* Begin *
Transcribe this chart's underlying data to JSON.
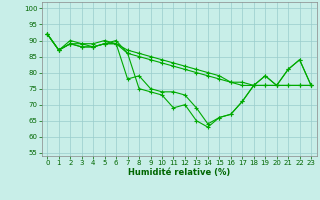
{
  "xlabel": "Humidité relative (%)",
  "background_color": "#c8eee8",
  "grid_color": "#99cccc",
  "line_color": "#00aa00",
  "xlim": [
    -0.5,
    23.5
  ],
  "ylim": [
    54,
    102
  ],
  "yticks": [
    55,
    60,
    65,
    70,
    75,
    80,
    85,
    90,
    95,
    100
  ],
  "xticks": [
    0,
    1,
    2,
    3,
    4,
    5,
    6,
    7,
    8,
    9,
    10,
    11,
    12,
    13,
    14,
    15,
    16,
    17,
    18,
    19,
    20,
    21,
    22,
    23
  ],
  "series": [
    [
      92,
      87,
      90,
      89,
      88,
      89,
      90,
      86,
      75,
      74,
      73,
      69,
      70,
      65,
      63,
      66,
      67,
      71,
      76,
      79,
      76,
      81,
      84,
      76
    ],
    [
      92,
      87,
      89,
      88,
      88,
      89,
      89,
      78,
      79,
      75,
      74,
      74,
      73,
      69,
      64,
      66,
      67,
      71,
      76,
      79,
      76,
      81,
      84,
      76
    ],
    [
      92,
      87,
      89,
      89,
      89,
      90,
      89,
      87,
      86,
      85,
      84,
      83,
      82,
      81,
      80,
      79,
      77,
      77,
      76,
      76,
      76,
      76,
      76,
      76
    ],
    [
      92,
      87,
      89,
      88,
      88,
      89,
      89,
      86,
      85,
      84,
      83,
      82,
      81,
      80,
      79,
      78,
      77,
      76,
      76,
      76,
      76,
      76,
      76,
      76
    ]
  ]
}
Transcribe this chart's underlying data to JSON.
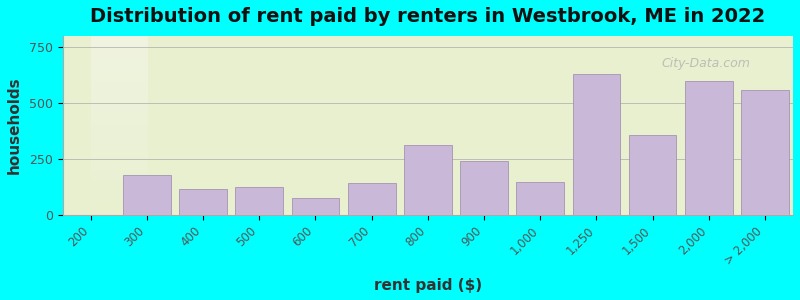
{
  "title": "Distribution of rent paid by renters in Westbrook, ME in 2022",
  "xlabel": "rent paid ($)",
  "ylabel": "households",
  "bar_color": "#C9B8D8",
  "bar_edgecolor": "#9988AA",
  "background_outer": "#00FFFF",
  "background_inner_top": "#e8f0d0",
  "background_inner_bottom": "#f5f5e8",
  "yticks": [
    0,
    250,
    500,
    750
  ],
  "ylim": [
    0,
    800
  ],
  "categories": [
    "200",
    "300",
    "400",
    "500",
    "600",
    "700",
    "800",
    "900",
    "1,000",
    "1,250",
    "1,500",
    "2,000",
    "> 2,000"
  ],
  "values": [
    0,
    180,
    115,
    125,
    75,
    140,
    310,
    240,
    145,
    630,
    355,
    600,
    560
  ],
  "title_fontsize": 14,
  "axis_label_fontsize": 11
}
* End *
Exactly reproduce the entries above, minus the pictures.

> [Exercise output]:
Transcribe this chart's underlying data to JSON.
{
  "xlabel": "Humidité relative (%)",
  "background_color": "#c8eee8",
  "grid_color": "#99cccc",
  "line_color": "#00aa00",
  "xlim": [
    -0.5,
    23.5
  ],
  "ylim": [
    54,
    102
  ],
  "yticks": [
    55,
    60,
    65,
    70,
    75,
    80,
    85,
    90,
    95,
    100
  ],
  "xticks": [
    0,
    1,
    2,
    3,
    4,
    5,
    6,
    7,
    8,
    9,
    10,
    11,
    12,
    13,
    14,
    15,
    16,
    17,
    18,
    19,
    20,
    21,
    22,
    23
  ],
  "series": [
    [
      92,
      87,
      90,
      89,
      88,
      89,
      90,
      86,
      75,
      74,
      73,
      69,
      70,
      65,
      63,
      66,
      67,
      71,
      76,
      79,
      76,
      81,
      84,
      76
    ],
    [
      92,
      87,
      89,
      88,
      88,
      89,
      89,
      78,
      79,
      75,
      74,
      74,
      73,
      69,
      64,
      66,
      67,
      71,
      76,
      79,
      76,
      81,
      84,
      76
    ],
    [
      92,
      87,
      89,
      89,
      89,
      90,
      89,
      87,
      86,
      85,
      84,
      83,
      82,
      81,
      80,
      79,
      77,
      77,
      76,
      76,
      76,
      76,
      76,
      76
    ],
    [
      92,
      87,
      89,
      88,
      88,
      89,
      89,
      86,
      85,
      84,
      83,
      82,
      81,
      80,
      79,
      78,
      77,
      76,
      76,
      76,
      76,
      76,
      76,
      76
    ]
  ]
}
Transcribe this chart's underlying data to JSON.
{
  "title": "Distribution of rent paid by renters in Westbrook, ME in 2022",
  "xlabel": "rent paid ($)",
  "ylabel": "households",
  "bar_color": "#C9B8D8",
  "bar_edgecolor": "#9988AA",
  "background_outer": "#00FFFF",
  "background_inner_top": "#e8f0d0",
  "background_inner_bottom": "#f5f5e8",
  "yticks": [
    0,
    250,
    500,
    750
  ],
  "ylim": [
    0,
    800
  ],
  "categories": [
    "200",
    "300",
    "400",
    "500",
    "600",
    "700",
    "800",
    "900",
    "1,000",
    "1,250",
    "1,500",
    "2,000",
    "> 2,000"
  ],
  "values": [
    0,
    180,
    115,
    125,
    75,
    140,
    310,
    240,
    145,
    630,
    355,
    600,
    560
  ],
  "title_fontsize": 14,
  "axis_label_fontsize": 11
}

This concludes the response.